Stored data entries:
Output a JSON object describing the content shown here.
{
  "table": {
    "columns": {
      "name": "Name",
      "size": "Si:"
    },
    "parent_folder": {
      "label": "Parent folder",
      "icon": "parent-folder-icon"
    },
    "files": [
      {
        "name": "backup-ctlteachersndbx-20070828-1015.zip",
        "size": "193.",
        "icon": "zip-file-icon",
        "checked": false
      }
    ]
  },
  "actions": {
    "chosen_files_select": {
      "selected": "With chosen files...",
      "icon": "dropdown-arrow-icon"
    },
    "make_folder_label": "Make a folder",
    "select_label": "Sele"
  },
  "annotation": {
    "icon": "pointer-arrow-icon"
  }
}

■ Task goal
Generate an exact reproduction of all entries.

■ Solution
Output a JSON object describing the content shown here.
{
  "table": {
    "columns": {
      "name": "Name",
      "size": "Si:"
    },
    "parent_folder": {
      "label": "Parent folder",
      "icon": "parent-folder-icon"
    },
    "files": [
      {
        "name": "backup-ctlteachersndbx-20070828-1015.zip",
        "size": "193.",
        "icon": "zip-file-icon",
        "checked": false
      }
    ]
  },
  "actions": {
    "chosen_files_select": {
      "selected": "With chosen files...",
      "icon": "dropdown-arrow-icon"
    },
    "make_folder_label": "Make a folder",
    "select_label": "Sele"
  },
  "annotation": {
    "icon": "pointer-arrow-icon"
  }
}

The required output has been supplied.